→ **Task 1**
In the records, copy out the lines between the one holding "point [213,253,224,264]" and the one holding "y-tick-label: −1 [62,343,84,366]", inclusive, reproducing each line without any change.

→ **Text shown**
·····

# Has anyone been on the sun £9.50 holiday with there dogs?



## Balto-x (Nov 7, 2010)

Hi 
Like the title says I'm looking for dog friendly the sun holiday places as the sun foray let u no if u can take a dog or not! Katie xx


----------



## kiara (Jun 2, 2009)

Hi 
i have, i go to the orchards holiday park in clacton.
you can only go in a 'silver' caravan with dogs. me, kids and dogs love it there and go every year.


----------



## Balto-x (Nov 7, 2010)

Thanks Il have a look x


----------



## kaisa624 (Mar 5, 2010)

Yes, we went to a park in Weymouth, however taking Holly was more expensive than the booking itself...

Most of the parks have websites, and you have to book without the dog, and then phone up and tell them what dog you have etc, as some only take certain sizes/breeds.


----------



## Balto-x (Nov 7, 2010)

Ahhh ok we might struggle lol we have an alaskan malamute! He will only be 7 months old when we plan To go so not to big x


----------



## momentofmadness (Jul 19, 2008)

Yeah collect the sun vouchers then when you get your offer you upgrade x


----------



## XxZoexX (Sep 8, 2010)

Was talking about this to AngelBlue t'other day funnily enough, She has but said you have to get in early to get the dog friendly places, they go uber quick


----------



## Balto-x (Nov 7, 2010)

Ahhh ok lol we want to go some where by the sea but is going to be quiet lol it's only for the four days we are of to the Maldives October for our 21sts xx


----------



## momentofmadness (Jul 19, 2008)

Balto-x said:


> Ahhh ok lol we want to go some where by the sea but is going to be quiet lol it's only for the four days we are of to the Maldives October for our 21sts xx


My nan saved for me and the kids the other year.. we went end of sept for 3 nights.. we had a great time.. and we were by th sea..


----------



## CheekoAndCo (Jun 17, 2009)

I was thinking of booking one so we could go to a champion show without paying the stupid prices for dogs at travel lodge. Not spoke to mum about it yet


----------



## Balto-x (Nov 7, 2010)

Are the beaches dog friendly? Because our balto likes a swim  xx


----------



## momentofmadness (Jul 19, 2008)

·····

→ **Records**

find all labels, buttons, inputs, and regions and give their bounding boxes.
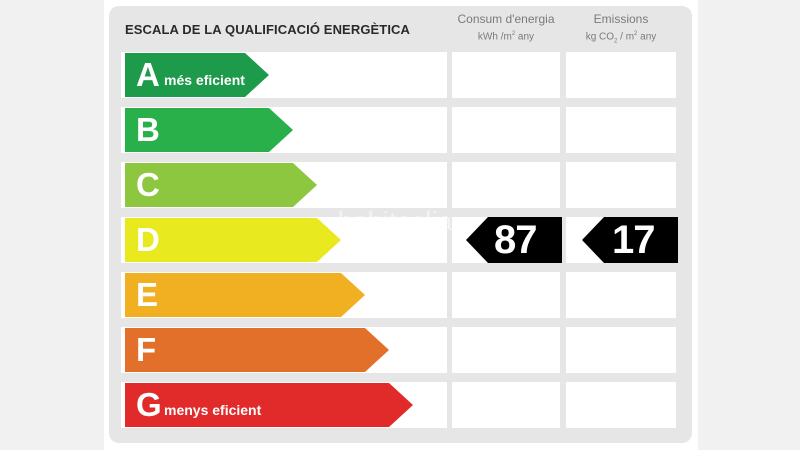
emissions-value-indicator: [582, 217, 678, 268]
emissions-cell: [566, 382, 676, 428]
rating-row-b: B: [0, 107, 800, 153]
watermark: habitaclia: [338, 206, 453, 236]
rating-row-f: F: [0, 327, 800, 373]
rating-label: menys eficient: [164, 402, 262, 418]
consumption-column-label: Consum d'energia: [457, 12, 555, 26]
consumption-value-indicator: [466, 217, 562, 268]
rating-arrow-e: [125, 273, 365, 317]
rating-row-d: D 87 17: [0, 217, 800, 263]
emissions-cell: [566, 162, 676, 208]
emissions-cell: [566, 327, 676, 373]
rating-arrow-f: [125, 328, 389, 372]
consumption-value: 87: [494, 218, 537, 262]
rating-arrow-d: [125, 218, 341, 262]
rating-letter: G: [136, 386, 162, 423]
rating-arrow-c: [125, 163, 317, 207]
emissions-cell: [566, 272, 676, 318]
rating-letter: B: [136, 111, 160, 148]
consumption-column-header: Consum d'energia kWh /m2 any: [452, 12, 560, 44]
emissions-cell: [566, 107, 676, 153]
rating-letter: D: [136, 221, 160, 258]
consumption-cell: [452, 162, 560, 208]
rating-letter: A: [136, 56, 160, 93]
consumption-cell: [452, 107, 560, 153]
rating-letter: C: [136, 166, 160, 203]
rating-arrow-g: [125, 383, 413, 427]
rating-letter: E: [136, 276, 159, 313]
scale-title: ESCALA DE LA QUALIFICACIÓ ENERGÈTICA: [125, 22, 411, 37]
rating-row-e: E: [0, 272, 800, 318]
rating-arrow-b: [125, 108, 293, 152]
emissions-value: 17: [612, 218, 655, 262]
emissions-cell: [566, 52, 676, 98]
rating-row-c: C: [0, 162, 800, 208]
rating-arrow-a: [125, 53, 269, 97]
consumption-cell: [452, 272, 560, 318]
consumption-cell: [452, 52, 560, 98]
rating-letter: F: [136, 331, 157, 368]
consumption-cell: [452, 327, 560, 373]
consumption-unit: kWh /m2 any: [477, 31, 535, 43]
rating-label: més eficient: [164, 72, 245, 88]
consumption-cell: [452, 382, 560, 428]
emissions-unit: kg CO2 / m2 any: [585, 31, 657, 45]
emissions-column-label: Emissions: [593, 12, 649, 26]
emissions-column-header: Emissions kg CO2 / m2 any: [566, 12, 676, 49]
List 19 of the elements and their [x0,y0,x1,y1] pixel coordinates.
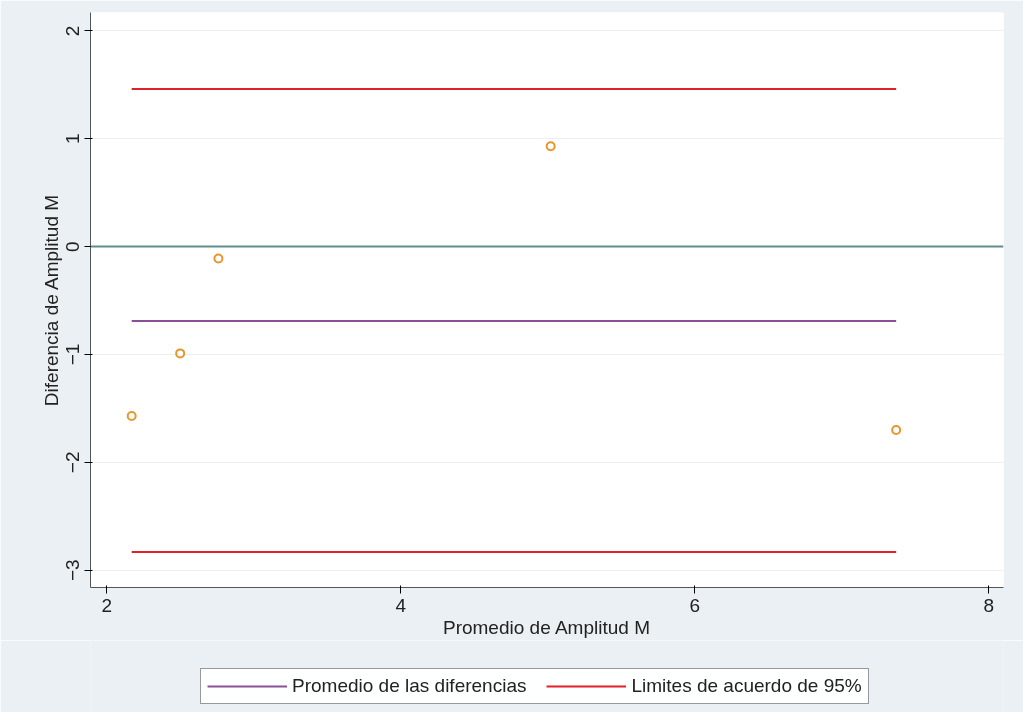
point [213,253,224,264]
point [545,141,556,152]
y-tick-label: −2 [62,451,84,474]
x-tick-label: 8 [983,594,995,616]
y-tick-label: 0 [62,241,84,252]
point [126,410,137,421]
legend-label: Promedio de las diferencias [292,675,527,697]
y-tick-label: −1 [62,343,84,366]
x-axis-title: Promedio de Amplitud M [442,616,650,638]
x-tick-label: 6 [689,594,701,616]
x-tick-label: 4 [395,594,407,616]
point [891,425,902,435]
legend-label: Limites de acuerdo de 95% [631,675,862,697]
y-axis-title: Diferencia de Amplitud M [40,194,62,407]
x-tick-label: 2 [101,594,112,616]
y-tick-label: −3 [62,559,84,582]
y-tick-label: 2 [62,25,84,37]
point [175,348,186,359]
y-tick-label: 1 [62,133,84,144]
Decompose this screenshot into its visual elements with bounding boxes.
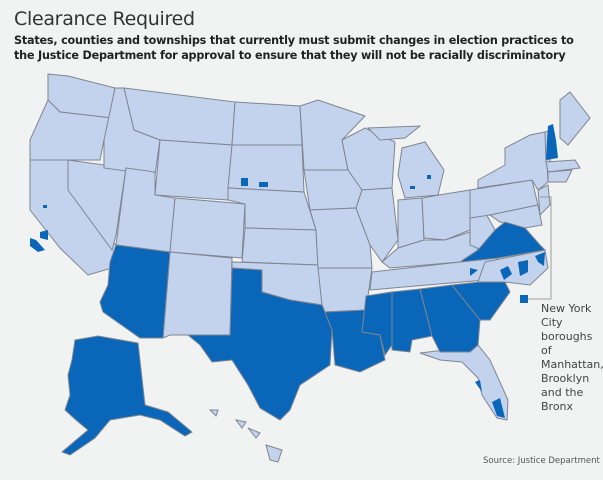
state-oregon <box>29 99 113 161</box>
county-ca-1 <box>43 205 47 208</box>
state-arkansas <box>317 267 373 313</box>
county-mi-2 <box>410 186 415 189</box>
state-massachusetts <box>545 159 581 173</box>
county-ca-3 <box>30 238 45 252</box>
nyc-legend-swatch <box>520 295 528 303</box>
page-title: Clearance Required <box>14 8 195 30</box>
state-north-dakota <box>231 101 303 146</box>
state-kansas <box>241 227 319 266</box>
state-connecticut-ri <box>547 169 573 183</box>
uncovered-states <box>29 73 591 463</box>
state-new-mexico <box>162 251 233 339</box>
county-ca-2 <box>40 230 48 240</box>
state-south-carolina <box>451 281 511 321</box>
covered-states <box>61 221 547 456</box>
county-sd-1 <box>241 178 248 186</box>
covered-counties <box>30 124 558 418</box>
county-mi-1 <box>427 175 431 179</box>
state-new-york <box>477 131 549 191</box>
nyc-callout-label: New York City boroughs of Manhattan, Bro… <box>541 302 603 413</box>
state-ohio <box>421 189 471 241</box>
state-hawaii <box>208 409 283 463</box>
source-note: Source: Justice Department <box>483 456 600 466</box>
state-texas <box>186 267 333 421</box>
state-maine <box>559 91 591 146</box>
state-new-jersey <box>537 184 551 217</box>
state-virginia <box>459 221 547 263</box>
counties-fl <box>475 380 505 418</box>
callout-line <box>528 196 552 300</box>
page-subtitle: States, counties and townships that curr… <box>14 34 574 62</box>
county-nh <box>546 124 558 160</box>
state-arizona <box>99 244 171 339</box>
counties-nc <box>470 252 545 280</box>
county-sd-2 <box>259 182 268 187</box>
state-wyoming <box>154 139 233 201</box>
state-alaska <box>61 335 193 456</box>
state-colorado <box>169 197 246 259</box>
state-maryland-delaware <box>488 204 543 229</box>
state-indiana <box>397 197 425 249</box>
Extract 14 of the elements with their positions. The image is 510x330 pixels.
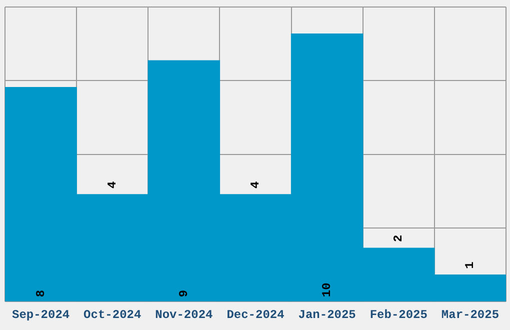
data-label: 4: [248, 181, 263, 188]
x-tick-label: Oct-2024: [84, 308, 142, 322]
x-tick-label: Feb-2025: [370, 308, 428, 322]
data-label: 2: [392, 234, 406, 242]
data-label: 8: [34, 290, 48, 298]
x-tick-label: Mar-2025: [441, 308, 500, 322]
data-label: 1: [463, 262, 478, 269]
x-tick-label: Sep-2024: [12, 308, 70, 322]
x-tick-label: Jan-2025: [298, 308, 356, 322]
data-label: 4: [105, 181, 120, 188]
x-tick-label: Nov-2024: [155, 308, 213, 322]
x-tick-label: Dec-2024: [226, 308, 284, 322]
data-label: 9: [176, 290, 191, 298]
data-label: 10: [320, 282, 334, 298]
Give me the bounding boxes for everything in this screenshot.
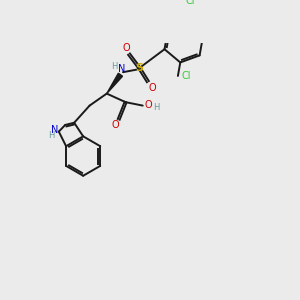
Text: O: O (123, 43, 130, 53)
Text: O: O (148, 82, 156, 93)
Text: H: H (111, 62, 118, 71)
Text: S: S (135, 63, 143, 73)
Text: H: H (48, 131, 54, 140)
Text: H: H (153, 103, 160, 112)
Text: N: N (118, 64, 125, 74)
Text: Cl: Cl (182, 71, 191, 81)
Polygon shape (107, 73, 122, 94)
Text: Cl: Cl (185, 0, 195, 6)
Text: O: O (145, 100, 152, 110)
Text: O: O (112, 120, 119, 130)
Text: N: N (51, 125, 58, 135)
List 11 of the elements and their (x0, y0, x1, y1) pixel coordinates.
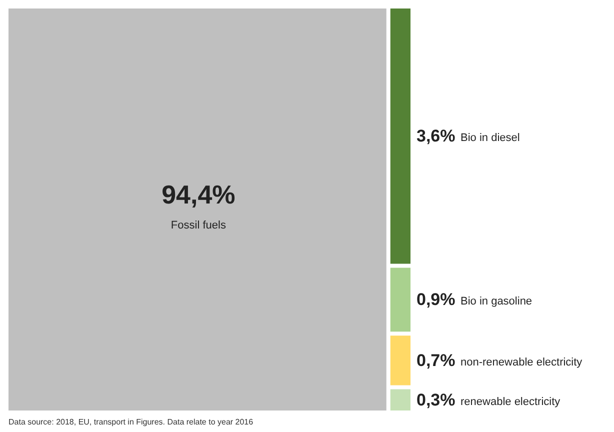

·····

→ **Task 2**
Rewrite the dog-holiday thread from "Yes, we went" through "take certain sizes/breeds.", inclusive, replacing "Weymouth" with "Brighton".

→ **Final answer 1**
point [213,253,224,264]
point [545,141,556,152]
y-tick-label: −2 [62,451,84,474]
x-tick-label: 8 [983,594,995,616]
y-tick-label: 0 [62,241,84,252]
point [126,410,137,421]
legend-label: Promedio de las diferencias [292,675,527,697]
y-tick-label: −1 [62,343,84,366]

→ **Final answer 2**
Yes, we went to a park in Brighton, however taking Holly was more expensive than the booking itself...

Most of the parks have websites, and you have to book without the dog, and then phone up and tell them what dog you have etc, as some only take certain sizes/breeds.